• Given problem: Scan the lines below for the string "Forgot" and copy every one that has it.

• Stored data:
═══

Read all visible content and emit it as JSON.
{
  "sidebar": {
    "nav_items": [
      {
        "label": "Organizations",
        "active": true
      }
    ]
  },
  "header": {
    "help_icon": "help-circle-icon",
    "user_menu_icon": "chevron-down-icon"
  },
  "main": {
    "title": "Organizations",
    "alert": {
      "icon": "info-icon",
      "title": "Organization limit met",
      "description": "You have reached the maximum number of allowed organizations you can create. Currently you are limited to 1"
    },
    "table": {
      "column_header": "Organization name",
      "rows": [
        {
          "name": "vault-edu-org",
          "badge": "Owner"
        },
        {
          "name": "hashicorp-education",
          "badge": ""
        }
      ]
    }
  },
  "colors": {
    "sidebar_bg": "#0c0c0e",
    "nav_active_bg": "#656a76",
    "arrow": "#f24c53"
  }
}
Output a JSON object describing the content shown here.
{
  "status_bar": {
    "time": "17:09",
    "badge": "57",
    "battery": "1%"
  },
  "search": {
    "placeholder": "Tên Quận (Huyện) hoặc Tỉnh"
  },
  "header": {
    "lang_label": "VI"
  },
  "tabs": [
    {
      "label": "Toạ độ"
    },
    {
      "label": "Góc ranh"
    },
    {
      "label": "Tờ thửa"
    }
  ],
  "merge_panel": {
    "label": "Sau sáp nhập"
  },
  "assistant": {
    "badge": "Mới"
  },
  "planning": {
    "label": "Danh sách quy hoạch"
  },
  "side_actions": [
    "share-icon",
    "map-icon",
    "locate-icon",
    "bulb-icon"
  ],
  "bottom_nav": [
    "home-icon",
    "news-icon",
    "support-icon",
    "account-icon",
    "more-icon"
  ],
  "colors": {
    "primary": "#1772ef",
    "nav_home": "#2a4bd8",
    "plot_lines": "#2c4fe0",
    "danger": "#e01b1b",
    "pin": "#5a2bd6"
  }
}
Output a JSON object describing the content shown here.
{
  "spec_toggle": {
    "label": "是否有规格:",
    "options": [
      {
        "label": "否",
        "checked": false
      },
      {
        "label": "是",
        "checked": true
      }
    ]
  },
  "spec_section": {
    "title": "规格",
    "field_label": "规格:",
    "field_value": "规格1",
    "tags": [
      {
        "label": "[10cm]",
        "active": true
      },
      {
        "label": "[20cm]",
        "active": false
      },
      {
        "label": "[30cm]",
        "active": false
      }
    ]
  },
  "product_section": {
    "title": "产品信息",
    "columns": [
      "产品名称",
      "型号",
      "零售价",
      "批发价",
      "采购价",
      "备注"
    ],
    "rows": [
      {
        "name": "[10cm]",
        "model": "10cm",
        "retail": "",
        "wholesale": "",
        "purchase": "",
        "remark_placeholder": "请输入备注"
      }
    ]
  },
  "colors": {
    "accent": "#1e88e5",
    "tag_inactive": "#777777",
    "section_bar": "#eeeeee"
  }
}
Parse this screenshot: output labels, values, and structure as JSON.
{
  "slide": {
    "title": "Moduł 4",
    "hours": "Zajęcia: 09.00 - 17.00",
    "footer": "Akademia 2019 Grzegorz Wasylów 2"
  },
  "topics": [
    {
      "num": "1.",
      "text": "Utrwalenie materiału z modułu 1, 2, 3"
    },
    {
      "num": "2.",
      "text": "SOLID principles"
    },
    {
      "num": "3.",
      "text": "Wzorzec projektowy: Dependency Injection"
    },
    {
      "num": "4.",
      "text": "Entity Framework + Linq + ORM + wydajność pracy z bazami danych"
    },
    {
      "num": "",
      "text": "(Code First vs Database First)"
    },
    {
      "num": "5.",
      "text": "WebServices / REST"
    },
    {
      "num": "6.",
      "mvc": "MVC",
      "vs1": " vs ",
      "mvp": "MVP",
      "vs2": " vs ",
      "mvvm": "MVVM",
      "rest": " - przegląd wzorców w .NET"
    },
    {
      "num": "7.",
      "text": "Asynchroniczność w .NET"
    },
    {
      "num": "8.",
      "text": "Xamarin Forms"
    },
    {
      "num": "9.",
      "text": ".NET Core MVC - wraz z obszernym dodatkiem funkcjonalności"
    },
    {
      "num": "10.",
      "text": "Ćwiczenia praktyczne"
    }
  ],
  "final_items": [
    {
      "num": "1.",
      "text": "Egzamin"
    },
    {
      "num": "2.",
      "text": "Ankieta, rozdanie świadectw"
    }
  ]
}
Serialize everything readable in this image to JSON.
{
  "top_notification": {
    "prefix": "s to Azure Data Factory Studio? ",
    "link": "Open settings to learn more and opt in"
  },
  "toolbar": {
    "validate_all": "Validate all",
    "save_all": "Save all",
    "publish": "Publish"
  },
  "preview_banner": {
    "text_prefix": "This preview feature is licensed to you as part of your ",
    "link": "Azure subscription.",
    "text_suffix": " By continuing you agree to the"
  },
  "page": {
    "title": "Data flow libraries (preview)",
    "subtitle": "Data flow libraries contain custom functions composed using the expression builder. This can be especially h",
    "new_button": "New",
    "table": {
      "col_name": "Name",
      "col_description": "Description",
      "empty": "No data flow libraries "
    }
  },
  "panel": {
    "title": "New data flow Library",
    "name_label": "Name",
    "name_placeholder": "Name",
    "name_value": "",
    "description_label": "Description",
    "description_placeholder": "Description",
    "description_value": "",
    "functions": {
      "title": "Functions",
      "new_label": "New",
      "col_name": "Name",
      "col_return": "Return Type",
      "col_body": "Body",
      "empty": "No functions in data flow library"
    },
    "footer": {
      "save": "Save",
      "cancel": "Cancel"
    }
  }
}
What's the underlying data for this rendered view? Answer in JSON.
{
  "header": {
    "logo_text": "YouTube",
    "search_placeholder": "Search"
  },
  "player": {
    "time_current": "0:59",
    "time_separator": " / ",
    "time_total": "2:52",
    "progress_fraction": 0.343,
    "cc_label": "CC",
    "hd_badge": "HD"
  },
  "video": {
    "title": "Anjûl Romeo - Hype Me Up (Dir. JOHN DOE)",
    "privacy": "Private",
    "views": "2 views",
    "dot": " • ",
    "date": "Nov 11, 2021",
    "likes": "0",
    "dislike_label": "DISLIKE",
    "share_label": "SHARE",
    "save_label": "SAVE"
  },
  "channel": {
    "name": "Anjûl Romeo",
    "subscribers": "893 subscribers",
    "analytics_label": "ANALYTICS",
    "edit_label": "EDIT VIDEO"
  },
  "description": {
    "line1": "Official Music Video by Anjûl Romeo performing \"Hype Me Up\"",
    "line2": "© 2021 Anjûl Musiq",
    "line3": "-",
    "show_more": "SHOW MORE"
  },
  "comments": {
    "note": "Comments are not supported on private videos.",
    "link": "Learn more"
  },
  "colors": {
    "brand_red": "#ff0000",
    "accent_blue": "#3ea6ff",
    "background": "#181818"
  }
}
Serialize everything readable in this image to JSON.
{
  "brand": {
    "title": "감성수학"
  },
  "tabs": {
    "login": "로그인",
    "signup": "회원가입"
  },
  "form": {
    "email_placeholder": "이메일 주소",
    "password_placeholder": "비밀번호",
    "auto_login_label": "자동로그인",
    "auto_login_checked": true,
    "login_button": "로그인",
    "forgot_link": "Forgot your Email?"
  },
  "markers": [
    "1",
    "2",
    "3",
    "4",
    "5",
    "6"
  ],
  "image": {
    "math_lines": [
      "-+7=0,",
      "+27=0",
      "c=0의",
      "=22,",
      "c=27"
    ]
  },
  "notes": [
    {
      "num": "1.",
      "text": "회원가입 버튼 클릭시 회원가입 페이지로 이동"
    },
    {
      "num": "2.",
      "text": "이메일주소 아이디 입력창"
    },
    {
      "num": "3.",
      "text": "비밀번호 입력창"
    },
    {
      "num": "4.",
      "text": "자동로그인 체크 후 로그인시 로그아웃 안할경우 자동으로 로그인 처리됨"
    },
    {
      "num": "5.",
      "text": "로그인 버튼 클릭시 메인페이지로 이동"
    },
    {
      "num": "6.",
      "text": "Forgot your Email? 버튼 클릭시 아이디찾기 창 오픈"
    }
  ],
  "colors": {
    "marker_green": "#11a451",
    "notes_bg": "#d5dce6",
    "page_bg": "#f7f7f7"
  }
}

═══

• Exercise answer:
    "forgot_link": "Forgot your Email?"
      "text": "Forgot your Email? 버튼 클릭시 아이디찾기 창 오픈"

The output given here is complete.